[SELECTED EXTRACT]
The Field Guide to Understanding 'Human Error'

Summary

The Field Guide to Understanding ’Human Error’ will help you understand a new way of dealing with a perceived ‘human error’ problem in your organization. It will help you trace how your organization juggles inherent trade-offs between safety and other pressures and expectations, suggesting that you are not the custodian of an already safe system.

Source

https://amzn.to/3aCtLRb

Author


  • ‘Human Error’, is a label that we put on accidents.
  • To call something ‘Human Error’, you need show that they could have done the right thing, and you need to make sure the they knew what the right thing was.
  • There is an old view, and a new view
    • The old view is bad apples, humans are the cause of most accidents
    • New views human are apart of a larger system
      • The goals is to understand that system, and the context of the accident
  • In general people want to do a good job, so if there was an accident do we really think that most of them were caused by people who want to do a bad job?
  • Hindsight is powerful, you can see things that those involved could not see during the event.

[RECORDS PROVIDED]

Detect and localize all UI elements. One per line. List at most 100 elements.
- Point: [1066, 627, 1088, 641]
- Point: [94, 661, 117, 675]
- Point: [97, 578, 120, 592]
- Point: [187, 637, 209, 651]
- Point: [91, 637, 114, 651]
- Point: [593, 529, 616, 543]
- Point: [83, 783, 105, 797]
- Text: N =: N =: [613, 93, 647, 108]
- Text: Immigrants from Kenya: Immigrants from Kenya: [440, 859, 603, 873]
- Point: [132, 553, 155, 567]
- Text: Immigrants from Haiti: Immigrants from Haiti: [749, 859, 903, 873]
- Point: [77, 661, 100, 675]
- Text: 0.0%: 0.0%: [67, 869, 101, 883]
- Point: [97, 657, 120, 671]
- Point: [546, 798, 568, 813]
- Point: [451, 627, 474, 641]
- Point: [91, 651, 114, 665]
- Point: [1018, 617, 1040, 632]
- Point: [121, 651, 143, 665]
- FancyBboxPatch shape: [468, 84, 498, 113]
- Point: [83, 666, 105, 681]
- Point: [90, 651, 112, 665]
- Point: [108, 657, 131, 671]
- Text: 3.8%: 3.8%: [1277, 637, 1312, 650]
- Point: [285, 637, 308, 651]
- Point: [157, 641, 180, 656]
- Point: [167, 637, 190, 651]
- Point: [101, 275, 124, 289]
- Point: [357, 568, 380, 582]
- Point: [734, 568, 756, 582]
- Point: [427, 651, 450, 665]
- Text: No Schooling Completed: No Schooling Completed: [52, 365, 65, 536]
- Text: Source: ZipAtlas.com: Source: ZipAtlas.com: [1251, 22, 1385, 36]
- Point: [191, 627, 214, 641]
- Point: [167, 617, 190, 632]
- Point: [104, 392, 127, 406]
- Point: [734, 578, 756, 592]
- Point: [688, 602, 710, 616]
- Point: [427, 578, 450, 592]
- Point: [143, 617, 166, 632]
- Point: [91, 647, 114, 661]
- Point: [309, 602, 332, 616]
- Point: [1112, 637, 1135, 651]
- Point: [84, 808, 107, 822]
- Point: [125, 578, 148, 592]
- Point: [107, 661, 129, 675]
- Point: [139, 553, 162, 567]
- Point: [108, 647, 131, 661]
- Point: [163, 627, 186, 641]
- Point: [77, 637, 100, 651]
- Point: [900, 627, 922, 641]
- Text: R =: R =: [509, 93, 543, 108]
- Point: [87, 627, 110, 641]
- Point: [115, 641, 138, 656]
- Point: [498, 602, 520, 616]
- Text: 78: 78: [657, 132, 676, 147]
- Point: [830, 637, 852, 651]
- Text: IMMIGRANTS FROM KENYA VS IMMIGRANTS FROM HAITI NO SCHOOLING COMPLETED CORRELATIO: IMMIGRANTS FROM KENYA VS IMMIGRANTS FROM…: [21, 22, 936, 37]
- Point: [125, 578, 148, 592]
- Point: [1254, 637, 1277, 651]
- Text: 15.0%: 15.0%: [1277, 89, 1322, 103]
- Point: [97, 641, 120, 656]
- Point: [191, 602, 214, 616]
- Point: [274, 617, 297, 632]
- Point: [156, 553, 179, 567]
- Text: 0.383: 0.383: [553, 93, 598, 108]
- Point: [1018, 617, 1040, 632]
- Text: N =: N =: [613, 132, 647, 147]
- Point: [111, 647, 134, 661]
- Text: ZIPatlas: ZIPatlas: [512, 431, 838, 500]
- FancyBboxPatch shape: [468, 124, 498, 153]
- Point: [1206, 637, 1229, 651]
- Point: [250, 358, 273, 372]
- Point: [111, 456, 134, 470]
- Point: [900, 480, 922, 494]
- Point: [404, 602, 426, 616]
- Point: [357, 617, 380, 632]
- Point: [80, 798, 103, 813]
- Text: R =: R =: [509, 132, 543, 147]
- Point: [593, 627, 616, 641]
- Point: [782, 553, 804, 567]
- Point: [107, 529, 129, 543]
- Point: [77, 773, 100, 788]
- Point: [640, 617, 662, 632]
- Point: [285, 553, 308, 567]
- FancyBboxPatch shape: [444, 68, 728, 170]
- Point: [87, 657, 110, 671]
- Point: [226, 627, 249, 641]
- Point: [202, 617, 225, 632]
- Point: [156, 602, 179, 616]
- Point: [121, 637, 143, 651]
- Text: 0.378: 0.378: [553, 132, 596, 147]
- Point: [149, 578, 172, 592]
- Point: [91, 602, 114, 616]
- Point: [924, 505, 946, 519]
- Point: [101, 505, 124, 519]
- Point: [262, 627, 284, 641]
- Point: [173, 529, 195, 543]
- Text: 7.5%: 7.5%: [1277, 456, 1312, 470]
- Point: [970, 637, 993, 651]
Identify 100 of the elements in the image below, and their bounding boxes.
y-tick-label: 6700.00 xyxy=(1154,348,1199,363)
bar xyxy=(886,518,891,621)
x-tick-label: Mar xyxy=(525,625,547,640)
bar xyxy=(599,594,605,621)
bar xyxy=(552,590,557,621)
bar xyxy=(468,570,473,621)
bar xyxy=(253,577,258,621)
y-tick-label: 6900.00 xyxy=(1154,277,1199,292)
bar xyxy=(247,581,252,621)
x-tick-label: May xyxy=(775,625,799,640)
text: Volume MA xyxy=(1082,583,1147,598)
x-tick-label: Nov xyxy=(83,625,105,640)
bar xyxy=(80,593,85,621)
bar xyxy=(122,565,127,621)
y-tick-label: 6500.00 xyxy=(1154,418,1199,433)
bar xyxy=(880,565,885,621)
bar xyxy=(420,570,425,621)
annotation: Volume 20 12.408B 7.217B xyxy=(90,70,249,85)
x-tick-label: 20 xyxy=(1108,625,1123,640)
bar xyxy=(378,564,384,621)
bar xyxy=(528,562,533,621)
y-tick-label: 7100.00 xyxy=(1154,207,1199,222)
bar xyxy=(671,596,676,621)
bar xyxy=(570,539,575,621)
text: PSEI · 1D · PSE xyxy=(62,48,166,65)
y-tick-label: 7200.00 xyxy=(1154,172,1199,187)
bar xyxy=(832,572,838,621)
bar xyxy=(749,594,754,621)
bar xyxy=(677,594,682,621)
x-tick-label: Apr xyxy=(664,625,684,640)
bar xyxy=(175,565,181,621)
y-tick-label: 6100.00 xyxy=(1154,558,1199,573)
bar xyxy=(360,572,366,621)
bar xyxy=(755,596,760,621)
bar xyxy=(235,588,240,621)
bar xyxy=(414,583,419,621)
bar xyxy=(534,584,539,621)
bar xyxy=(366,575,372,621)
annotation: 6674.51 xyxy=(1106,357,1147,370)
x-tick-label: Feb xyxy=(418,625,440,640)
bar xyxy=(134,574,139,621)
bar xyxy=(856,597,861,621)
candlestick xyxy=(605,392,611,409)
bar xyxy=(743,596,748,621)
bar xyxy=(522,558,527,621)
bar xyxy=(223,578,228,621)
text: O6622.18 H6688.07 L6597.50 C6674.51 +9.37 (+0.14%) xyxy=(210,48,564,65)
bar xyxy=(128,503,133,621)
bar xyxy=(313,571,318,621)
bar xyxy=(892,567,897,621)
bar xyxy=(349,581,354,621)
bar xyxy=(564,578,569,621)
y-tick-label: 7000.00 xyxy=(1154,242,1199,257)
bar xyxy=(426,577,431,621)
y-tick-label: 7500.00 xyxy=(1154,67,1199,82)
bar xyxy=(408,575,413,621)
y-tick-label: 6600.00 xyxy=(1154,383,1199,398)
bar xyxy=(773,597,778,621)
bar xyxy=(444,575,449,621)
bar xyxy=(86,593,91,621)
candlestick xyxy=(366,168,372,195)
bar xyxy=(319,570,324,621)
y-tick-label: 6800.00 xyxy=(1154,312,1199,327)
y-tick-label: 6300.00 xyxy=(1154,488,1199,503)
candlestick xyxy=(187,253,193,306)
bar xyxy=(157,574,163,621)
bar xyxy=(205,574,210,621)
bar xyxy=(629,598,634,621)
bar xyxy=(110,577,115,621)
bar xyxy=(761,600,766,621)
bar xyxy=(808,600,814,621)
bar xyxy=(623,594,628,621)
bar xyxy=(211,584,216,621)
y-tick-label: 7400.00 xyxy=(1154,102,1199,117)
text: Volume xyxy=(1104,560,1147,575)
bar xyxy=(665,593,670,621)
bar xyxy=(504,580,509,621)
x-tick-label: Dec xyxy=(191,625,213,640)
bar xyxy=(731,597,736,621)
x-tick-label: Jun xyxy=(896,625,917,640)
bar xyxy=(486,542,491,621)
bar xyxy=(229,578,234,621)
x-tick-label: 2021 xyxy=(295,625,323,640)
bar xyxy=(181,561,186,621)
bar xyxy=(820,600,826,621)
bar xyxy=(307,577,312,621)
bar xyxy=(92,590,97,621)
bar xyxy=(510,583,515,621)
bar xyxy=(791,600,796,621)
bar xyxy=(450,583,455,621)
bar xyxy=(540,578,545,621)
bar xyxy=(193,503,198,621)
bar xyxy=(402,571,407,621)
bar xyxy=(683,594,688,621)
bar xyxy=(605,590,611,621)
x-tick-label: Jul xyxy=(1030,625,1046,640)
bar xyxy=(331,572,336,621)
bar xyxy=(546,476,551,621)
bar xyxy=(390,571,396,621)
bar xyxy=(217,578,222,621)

[EXERCISE SET]
1. Retype the field guide text word for word from "https://amzn.to/3aCtLRb" to "during the event.".
2. Format the entries from the first line through the line containing "- Point: [91, 637, 114, 651]" as a JSON list of strings, one per line, leaving out blank lines.
The field guide text and the entries are separate material.

[IN RESPONSE]
1.
https://amzn.to/3aCtLRb

Author


  • ‘Human Error’, is a label that we put on accidents.
  • To call something ‘Human Error’, you need show that they could have done the right thing, and you need to make sure the they knew what the right thing was.
  • There is an old view, and a new view
    • The old view is bad apples, humans are the cause of most accidents
    • New views human are apart of a larger system
      • The goals is to understand that system, and the context of the accident
  • In general people want to do a good job, so if there was an accident do we really think that most of them were caused by people who want to do a bad job?
  • Hindsight is powerful, you can see things that those involved could not see during the event.

2.
[
  "Detect and localize all UI elements. One per line. List at most 100 elements.",
  "- Point: [1066, 627, 1088, 641]",
  "- Point: [94, 661, 117, 675]",
  "- Point: [97, 578, 120, 592]",
  "- Point: [187, 637, 209, 651]",
  "- Point: [91, 637, 114, 651]"
]